▶ Problem
Copy out every entry below, substituting "item" for each occurrence of "element" and keeping everything else the same.

Annotated element listings
▽
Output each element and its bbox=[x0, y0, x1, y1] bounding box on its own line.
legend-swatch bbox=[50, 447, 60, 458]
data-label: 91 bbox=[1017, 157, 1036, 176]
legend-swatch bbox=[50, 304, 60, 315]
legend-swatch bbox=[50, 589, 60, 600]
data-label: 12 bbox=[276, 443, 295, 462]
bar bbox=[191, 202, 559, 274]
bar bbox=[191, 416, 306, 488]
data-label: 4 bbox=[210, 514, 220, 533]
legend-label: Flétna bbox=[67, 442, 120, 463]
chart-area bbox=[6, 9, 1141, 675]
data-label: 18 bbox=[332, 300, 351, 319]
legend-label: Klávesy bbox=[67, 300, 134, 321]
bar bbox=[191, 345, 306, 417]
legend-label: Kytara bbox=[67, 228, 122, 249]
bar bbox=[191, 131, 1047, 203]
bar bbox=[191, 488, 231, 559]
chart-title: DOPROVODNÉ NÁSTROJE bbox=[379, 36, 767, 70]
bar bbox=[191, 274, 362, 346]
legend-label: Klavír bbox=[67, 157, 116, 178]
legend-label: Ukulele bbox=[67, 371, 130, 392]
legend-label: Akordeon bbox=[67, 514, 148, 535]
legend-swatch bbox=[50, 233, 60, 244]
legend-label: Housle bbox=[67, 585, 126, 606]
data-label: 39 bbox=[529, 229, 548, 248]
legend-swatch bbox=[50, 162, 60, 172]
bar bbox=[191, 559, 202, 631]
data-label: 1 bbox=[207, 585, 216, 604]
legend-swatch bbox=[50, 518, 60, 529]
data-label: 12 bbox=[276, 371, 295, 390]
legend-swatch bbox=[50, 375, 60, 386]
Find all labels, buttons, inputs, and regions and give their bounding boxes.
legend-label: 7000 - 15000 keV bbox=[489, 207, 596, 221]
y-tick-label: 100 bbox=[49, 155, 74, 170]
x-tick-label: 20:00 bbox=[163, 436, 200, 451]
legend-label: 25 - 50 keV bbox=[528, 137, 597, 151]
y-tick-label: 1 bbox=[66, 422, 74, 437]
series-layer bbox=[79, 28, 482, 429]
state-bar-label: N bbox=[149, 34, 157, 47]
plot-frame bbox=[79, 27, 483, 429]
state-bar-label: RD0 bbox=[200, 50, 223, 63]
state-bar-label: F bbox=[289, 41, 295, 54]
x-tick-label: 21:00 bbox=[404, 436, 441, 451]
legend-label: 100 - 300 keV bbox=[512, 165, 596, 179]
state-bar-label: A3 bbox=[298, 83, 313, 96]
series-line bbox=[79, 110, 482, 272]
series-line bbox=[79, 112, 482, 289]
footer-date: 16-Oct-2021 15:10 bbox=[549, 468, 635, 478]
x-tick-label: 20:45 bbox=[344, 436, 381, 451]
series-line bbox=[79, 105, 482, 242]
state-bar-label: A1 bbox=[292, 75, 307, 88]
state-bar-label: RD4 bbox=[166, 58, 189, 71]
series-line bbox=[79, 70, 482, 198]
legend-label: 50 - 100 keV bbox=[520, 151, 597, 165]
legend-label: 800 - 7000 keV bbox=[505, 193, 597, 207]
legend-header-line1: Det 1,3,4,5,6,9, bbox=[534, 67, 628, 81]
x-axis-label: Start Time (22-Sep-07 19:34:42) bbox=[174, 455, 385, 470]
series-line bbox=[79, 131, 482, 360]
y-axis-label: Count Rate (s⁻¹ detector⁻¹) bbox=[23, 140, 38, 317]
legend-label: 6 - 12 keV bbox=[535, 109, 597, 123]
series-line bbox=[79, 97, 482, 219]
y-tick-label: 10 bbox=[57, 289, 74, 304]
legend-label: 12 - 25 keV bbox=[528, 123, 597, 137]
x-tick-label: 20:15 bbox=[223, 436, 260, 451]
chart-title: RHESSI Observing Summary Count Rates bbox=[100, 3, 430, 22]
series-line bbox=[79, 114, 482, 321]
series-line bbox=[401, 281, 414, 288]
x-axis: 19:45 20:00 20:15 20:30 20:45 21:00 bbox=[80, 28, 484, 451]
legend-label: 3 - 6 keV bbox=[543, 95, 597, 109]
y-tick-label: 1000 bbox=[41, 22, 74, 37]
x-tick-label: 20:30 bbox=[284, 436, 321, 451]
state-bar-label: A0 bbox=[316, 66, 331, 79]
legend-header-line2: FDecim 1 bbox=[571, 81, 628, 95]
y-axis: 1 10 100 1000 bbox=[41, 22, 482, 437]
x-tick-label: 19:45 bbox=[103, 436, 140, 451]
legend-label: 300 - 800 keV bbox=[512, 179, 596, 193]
△
▶ The response
Output each item and its bbox=[x0, y0, x1, y1] bounding box on its own line.
legend-swatch bbox=[50, 447, 60, 458]
data-label: 91 bbox=[1017, 157, 1036, 176]
legend-swatch bbox=[50, 304, 60, 315]
legend-swatch bbox=[50, 589, 60, 600]
data-label: 12 bbox=[276, 443, 295, 462]
bar bbox=[191, 202, 559, 274]
bar bbox=[191, 416, 306, 488]
data-label: 4 bbox=[210, 514, 220, 533]
legend-label: Flétna bbox=[67, 442, 120, 463]
chart-area bbox=[6, 9, 1141, 675]
data-label: 18 bbox=[332, 300, 351, 319]
legend-label: Klávesy bbox=[67, 300, 134, 321]
bar bbox=[191, 345, 306, 417]
legend-label: Kytara bbox=[67, 228, 122, 249]
bar bbox=[191, 131, 1047, 203]
bar bbox=[191, 488, 231, 559]
chart-title: DOPROVODNÉ NÁSTROJE bbox=[379, 36, 767, 70]
bar bbox=[191, 274, 362, 346]
legend-label: Klavír bbox=[67, 157, 116, 178]
legend-label: Ukulele bbox=[67, 371, 130, 392]
legend-label: Akordeon bbox=[67, 514, 148, 535]
legend-swatch bbox=[50, 233, 60, 244]
legend-label: Housle bbox=[67, 585, 126, 606]
data-label: 39 bbox=[529, 229, 548, 248]
legend-swatch bbox=[50, 162, 60, 172]
bar bbox=[191, 559, 202, 631]
data-label: 1 bbox=[207, 585, 216, 604]
legend-swatch bbox=[50, 518, 60, 529]
data-label: 12 bbox=[276, 371, 295, 390]
legend-swatch bbox=[50, 375, 60, 386]
Find all labels, buttons, inputs, and regions and give their bounding boxes.
legend-label: 7000 - 15000 keV bbox=[489, 207, 596, 221]
y-tick-label: 100 bbox=[49, 155, 74, 170]
x-tick-label: 20:00 bbox=[163, 436, 200, 451]
legend-label: 25 - 50 keV bbox=[528, 137, 597, 151]
y-tick-label: 1 bbox=[66, 422, 74, 437]
series-layer bbox=[79, 28, 482, 429]
state-bar-label: N bbox=[149, 34, 157, 47]
plot-frame bbox=[79, 27, 483, 429]
state-bar-label: RD0 bbox=[200, 50, 223, 63]
state-bar-label: F bbox=[289, 41, 295, 54]
x-tick-label: 21:00 bbox=[404, 436, 441, 451]
legend-label: 100 - 300 keV bbox=[512, 165, 596, 179]
state-bar-label: A3 bbox=[298, 83, 313, 96]
series-line bbox=[79, 110, 482, 272]
series-line bbox=[79, 112, 482, 289]
footer-date: 16-Oct-2021 15:10 bbox=[549, 468, 635, 478]
x-tick-label: 20:45 bbox=[344, 436, 381, 451]
series-line bbox=[79, 105, 482, 242]
state-bar-label: A1 bbox=[292, 75, 307, 88]
state-bar-label: RD4 bbox=[166, 58, 189, 71]
series-line bbox=[79, 70, 482, 198]
legend-label: 50 - 100 keV bbox=[520, 151, 597, 165]
legend-label: 800 - 7000 keV bbox=[505, 193, 597, 207]
legend-header-line1: Det 1,3,4,5,6,9, bbox=[534, 67, 628, 81]
x-axis-label: Start Time (22-Sep-07 19:34:42) bbox=[174, 455, 385, 470]
series-line bbox=[79, 131, 482, 360]
y-axis-label: Count Rate (s⁻¹ detector⁻¹) bbox=[23, 140, 38, 317]
legend-label: 6 - 12 keV bbox=[535, 109, 597, 123]
series-line bbox=[79, 97, 482, 219]
y-tick-label: 10 bbox=[57, 289, 74, 304]
legend-label: 12 - 25 keV bbox=[528, 123, 597, 137]
x-tick-label: 20:15 bbox=[223, 436, 260, 451]
chart-title: RHESSI Observing Summary Count Rates bbox=[100, 3, 430, 22]
series-line bbox=[79, 114, 482, 321]
series-line bbox=[401, 281, 414, 288]
x-axis: 19:45 20:00 20:15 20:30 20:45 21:00 bbox=[80, 28, 484, 451]
legend-label: 3 - 6 keV bbox=[543, 95, 597, 109]
y-tick-label: 1000 bbox=[41, 22, 74, 37]
x-tick-label: 20:30 bbox=[284, 436, 321, 451]
state-bar-label: A0 bbox=[316, 66, 331, 79]
legend-header-line2: FDecim 1 bbox=[571, 81, 628, 95]
y-axis: 1 10 100 1000 bbox=[41, 22, 482, 437]
x-tick-label: 19:45 bbox=[103, 436, 140, 451]
legend-label: 300 - 800 keV bbox=[512, 179, 596, 193]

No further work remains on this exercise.